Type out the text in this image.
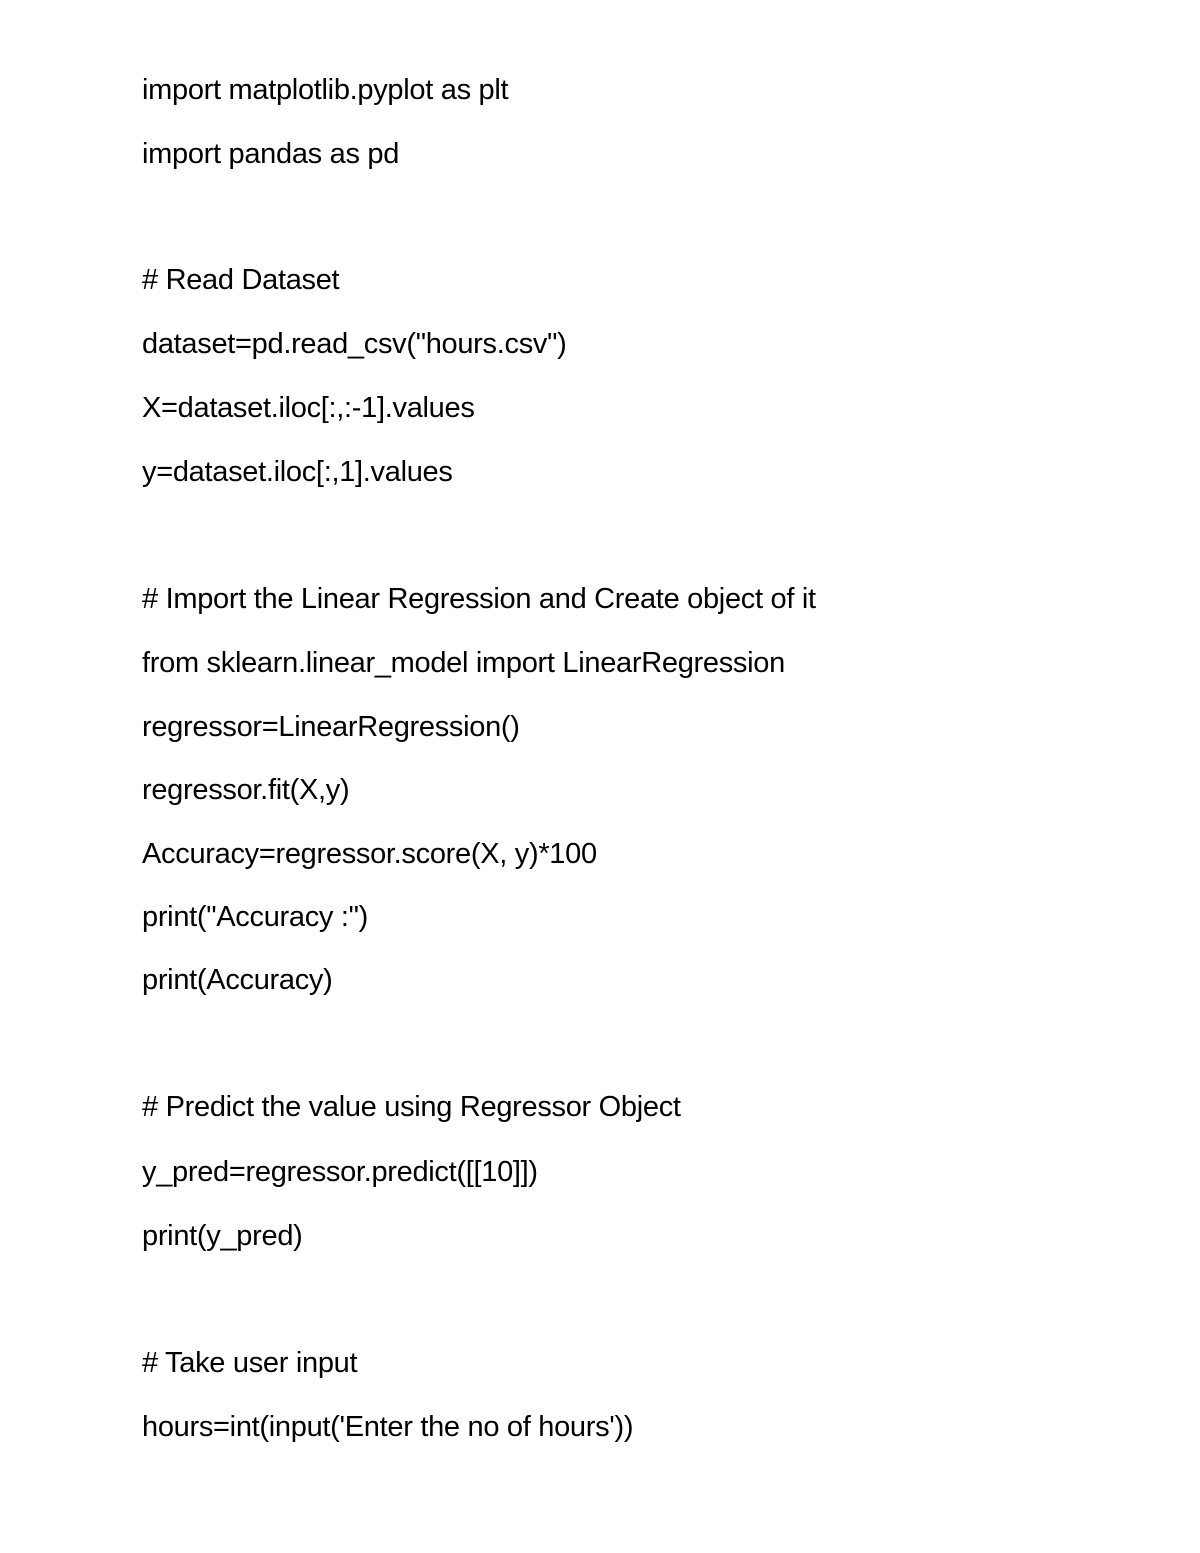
import matplotlib.pyplot as plt
import pandas as pd
# Read Dataset
dataset=pd.read_csv("hours.csv")
X=dataset.iloc[:,:-1].values
y=dataset.iloc[:,1].values
# Import the Linear Regression and Create object of it
from sklearn.linear_model import LinearRegression
regressor=LinearRegression()
regressor.fit(X,y)
Accuracy=regressor.score(X, y)*100
print("Accuracy :")
print(Accuracy)
# Predict the value using Regressor Object
y_pred=regressor.predict([[10]])
print(y_pred)
# Take user input
hours=int(input('Enter the no of hours'))
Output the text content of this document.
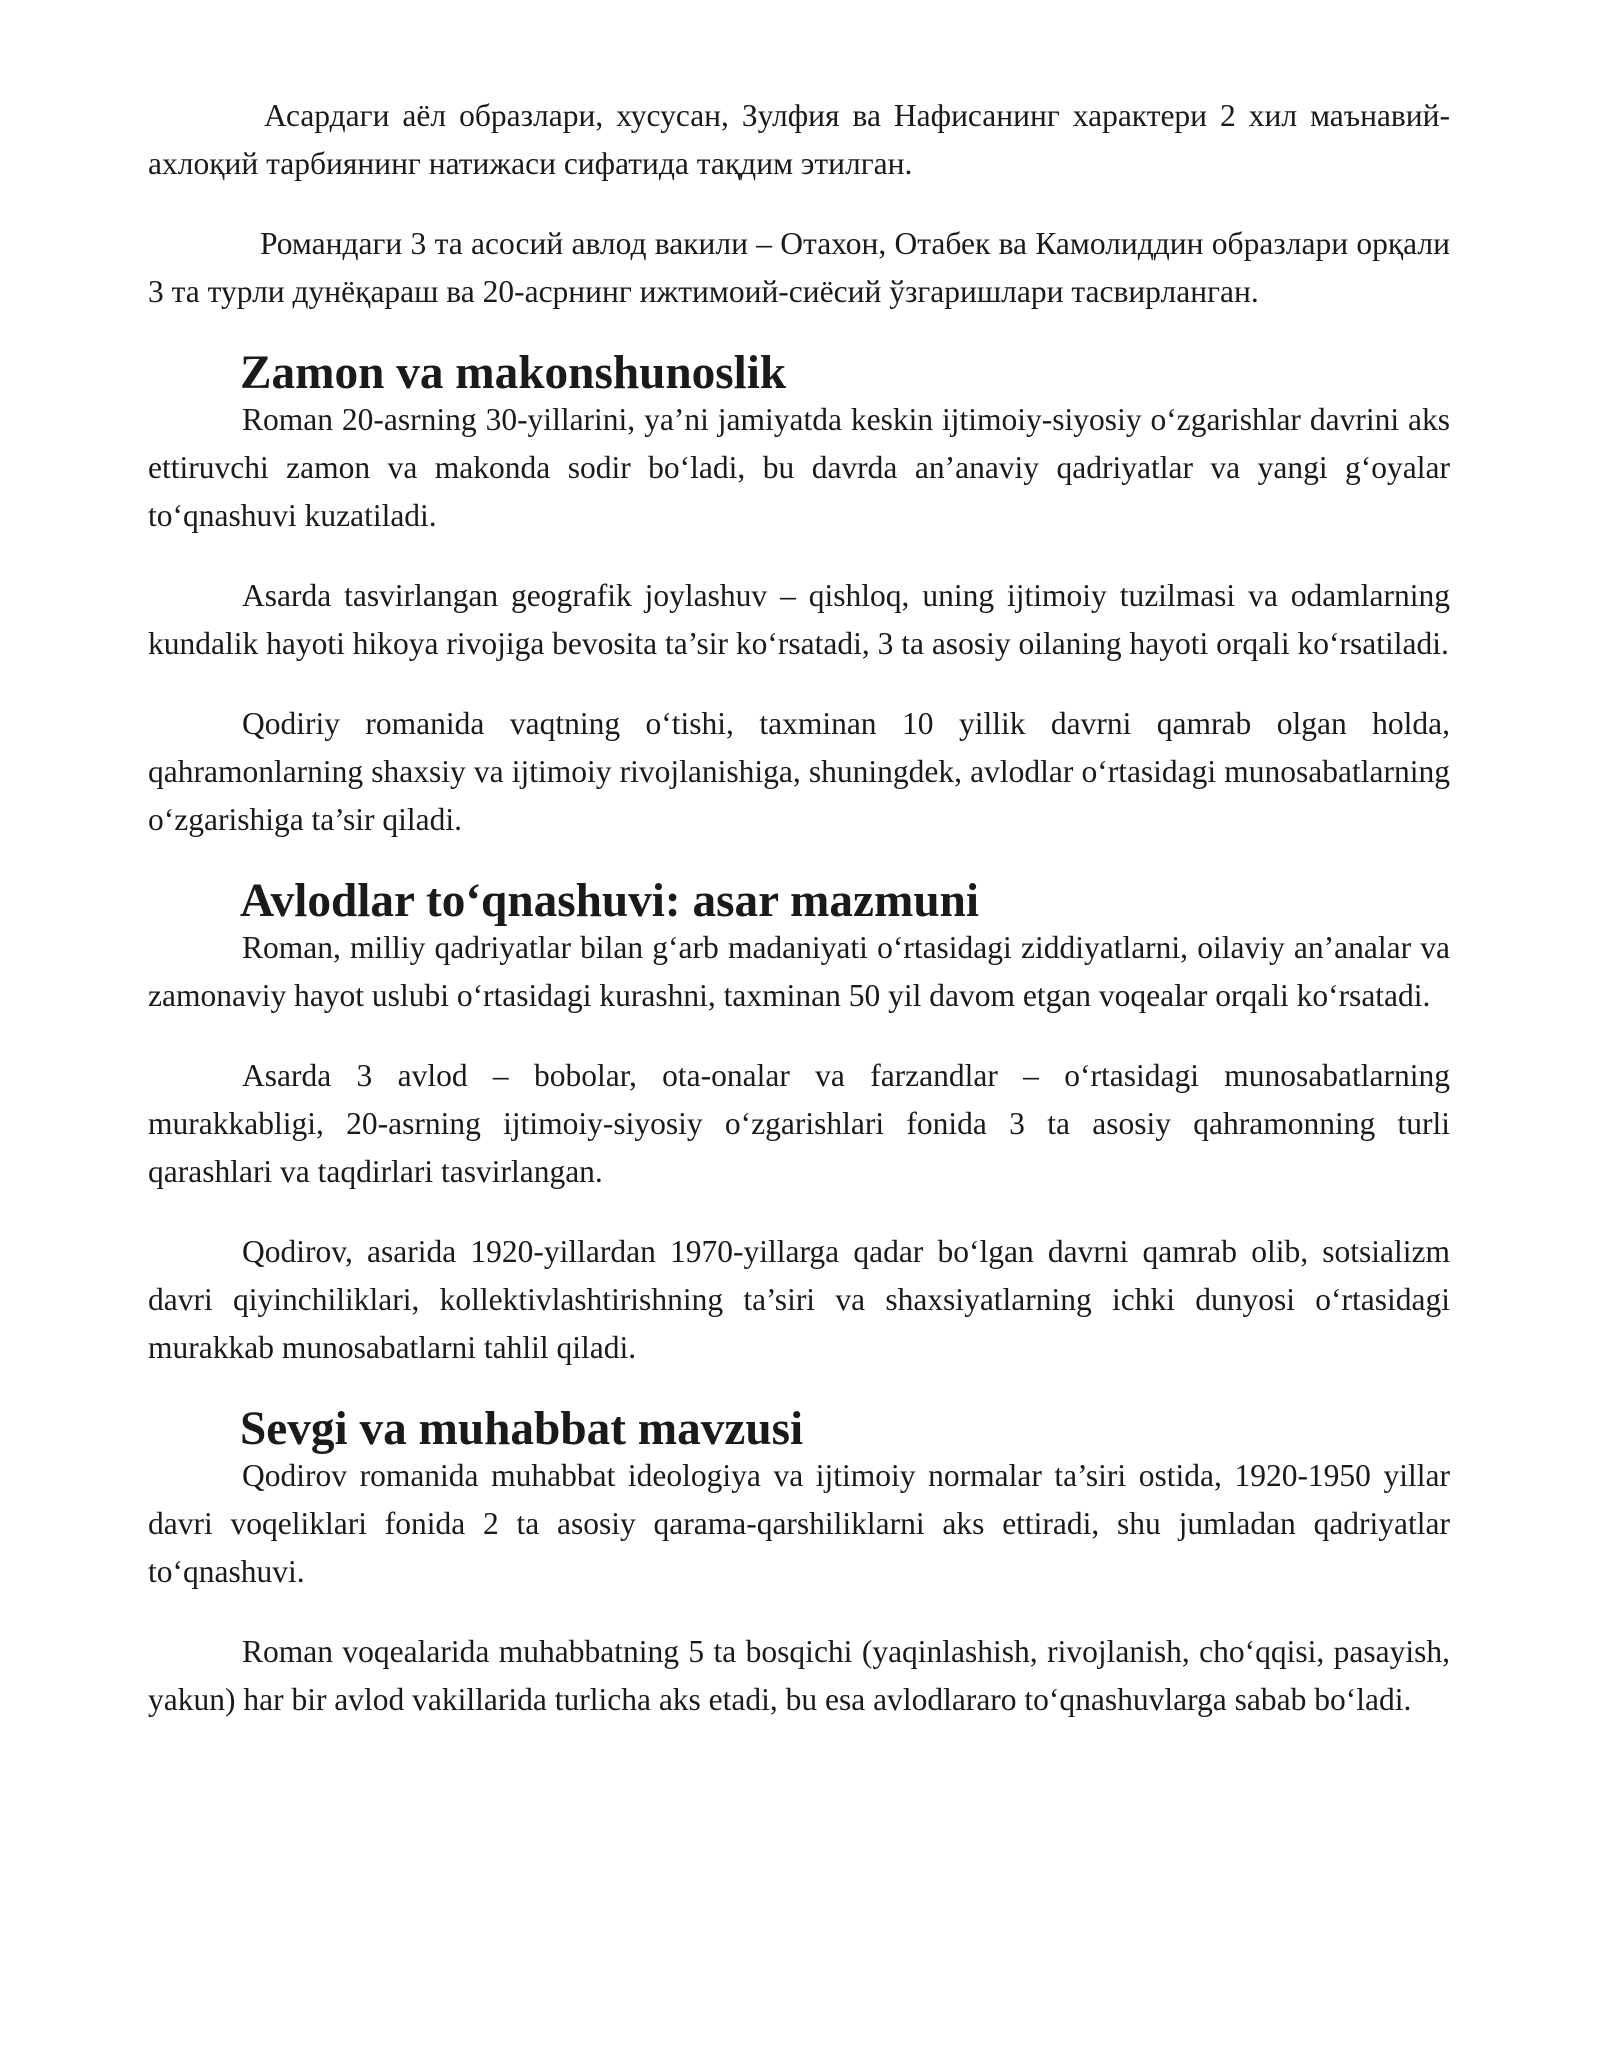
Асардаги аёл образлари, хусусан, Зулфия ва Нафисанинг характери 2 хил маънавий-ахлоқий тарбиянинг натижаси сифатида тақдим этилган.

Романдаги 3 та асосий авлод вакили – Отахон, Отабек ва Камолиддин образлари орқали 3 та турли дунёқараш ва 20-асрнинг ижтимоий-сиёсий ўзгаришлари тасвирланган.

Zamon va makonshunoslik

Roman 20-asrning 30-yillarini, ya’ni jamiyatda keskin ijtimoiy-siyosiy o‘zgarishlar davrini aks ettiruvchi zamon va makonda sodir bo‘ladi, bu davrda an’anaviy qadriyatlar va yangi g‘oyalar to‘qnashuvi kuzatiladi.

Asarda tasvirlangan geografik joylashuv – qishloq, uning ijtimoiy tuzilmasi va odamlarning kundalik hayoti hikoya rivojiga bevosita ta’sir ko‘rsatadi, 3 ta asosiy oilaning hayoti orqali ko‘rsatiladi.

Qodiriy romanida vaqtning o‘tishi, taxminan 10 yillik davrni qamrab olgan holda, qahramonlarning shaxsiy va ijtimoiy rivojlanishiga, shuningdek, avlodlar o‘rtasidagi munosabatlarning o‘zgarishiga ta’sir qiladi.

Avlodlar to‘qnashuvi: asar mazmuni

Roman, milliy qadriyatlar bilan g‘arb madaniyati o‘rtasidagi ziddiyatlarni, oilaviy an’analar va zamonaviy hayot uslubi o‘rtasidagi kurashni, taxminan 50 yil davom etgan voqealar orqali ko‘rsatadi.

Asarda 3 avlod – bobolar, ota-onalar va farzandlar – o‘rtasidagi munosabatlarning murakkabligi, 20-asrning ijtimoiy-siyosiy o‘zgarishlari fonida 3 ta asosiy qahramonning turli qarashlari va taqdirlari tasvirlangan.

Qodirov, asarida 1920-yillardan 1970-yillarga qadar bo‘lgan davrni qamrab olib, sotsializm davri qiyinchiliklari, kollektivlashtirishning ta’siri va shaxsiyatlarning ichki dunyosi o‘rtasidagi murakkab munosabatlarni tahlil qiladi.

Sevgi va muhabbat mavzusi

Qodirov romanida muhabbat ideologiya va ijtimoiy normalar ta’siri ostida, 1920-1950 yillar davri voqeliklari fonida 2 ta asosiy qarama-qarshiliklarni aks ettiradi, shu jumladan qadriyatlar to‘qnashuvi.

Roman voqealarida muhabbatning 5 ta bosqichi (yaqinlashish, rivojlanish, cho‘qqisi, pasayish, yakun) har bir avlod vakillarida turlicha aks etadi, bu esa avlodlararo to‘qnashuvlarga sabab bo‘ladi.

### Goal
Excluding the pictures, restate the records above word for word.

### Solution below
Type out the text in this image.
import matplotlib.pyplot as plt
import pandas as pd
# Read Dataset
dataset=pd.read_csv("hours.csv")
X=dataset.iloc[:,:-1].values
y=dataset.iloc[:,1].values
# Import the Linear Regression and Create object of it
from sklearn.linear_model import LinearRegression
regressor=LinearRegression()
regressor.fit(X,y)
Accuracy=regressor.score(X, y)*100
print("Accuracy :")
print(Accuracy)
# Predict the value using Regressor Object
y_pred=regressor.predict([[10]])
print(y_pred)
# Take user input
hours=int(input('Enter the no of hours'))
Output the text content of this document.
Асардаги аёл образлари, хусусан, Зулфия ва Нафисанинг характери 2 хил маънавий-ахлоқий тарбиянинг натижаси сифатида тақдим этилган.

Романдаги 3 та асосий авлод вакили – Отахон, Отабек ва Камолиддин образлари орқали 3 та турли дунёқараш ва 20-асрнинг ижтимоий-сиёсий ўзгаришлари тасвирланган.

Zamon va makonshunoslik

Roman 20-asrning 30-yillarini, ya’ni jamiyatda keskin ijtimoiy-siyosiy o‘zgarishlar davrini aks ettiruvchi zamon va makonda sodir bo‘ladi, bu davrda an’anaviy qadriyatlar va yangi g‘oyalar to‘qnashuvi kuzatiladi.

Asarda tasvirlangan geografik joylashuv – qishloq, uning ijtimoiy tuzilmasi va odamlarning kundalik hayoti hikoya rivojiga bevosita ta’sir ko‘rsatadi, 3 ta asosiy oilaning hayoti orqali ko‘rsatiladi.

Qodiriy romanida vaqtning o‘tishi, taxminan 10 yillik davrni qamrab olgan holda, qahramonlarning shaxsiy va ijtimoiy rivojlanishiga, shuningdek, avlodlar o‘rtasidagi munosabatlarning o‘zgarishiga ta’sir qiladi.

Avlodlar to‘qnashuvi: asar mazmuni

Roman, milliy qadriyatlar bilan g‘arb madaniyati o‘rtasidagi ziddiyatlarni, oilaviy an’analar va zamonaviy hayot uslubi o‘rtasidagi kurashni, taxminan 50 yil davom etgan voqealar orqali ko‘rsatadi.

Asarda 3 avlod – bobolar, ota-onalar va farzandlar – o‘rtasidagi munosabatlarning murakkabligi, 20-asrning ijtimoiy-siyosiy o‘zgarishlari fonida 3 ta asosiy qahramonning turli qarashlari va taqdirlari tasvirlangan.

Qodirov, asarida 1920-yillardan 1970-yillarga qadar bo‘lgan davrni qamrab olib, sotsializm davri qiyinchiliklari, kollektivlashtirishning ta’siri va shaxsiyatlarning ichki dunyosi o‘rtasidagi murakkab munosabatlarni tahlil qiladi.

Sevgi va muhabbat mavzusi

Qodirov romanida muhabbat ideologiya va ijtimoiy normalar ta’siri ostida, 1920-1950 yillar davri voqeliklari fonida 2 ta asosiy qarama-qarshiliklarni aks ettiradi, shu jumladan qadriyatlar to‘qnashuvi.

Roman voqealarida muhabbatning 5 ta bosqichi (yaqinlashish, rivojlanish, cho‘qqisi, pasayish, yakun) har bir avlod vakillarida turlicha aks etadi, bu esa avlodlararo to‘qnashuvlarga sabab bo‘ladi.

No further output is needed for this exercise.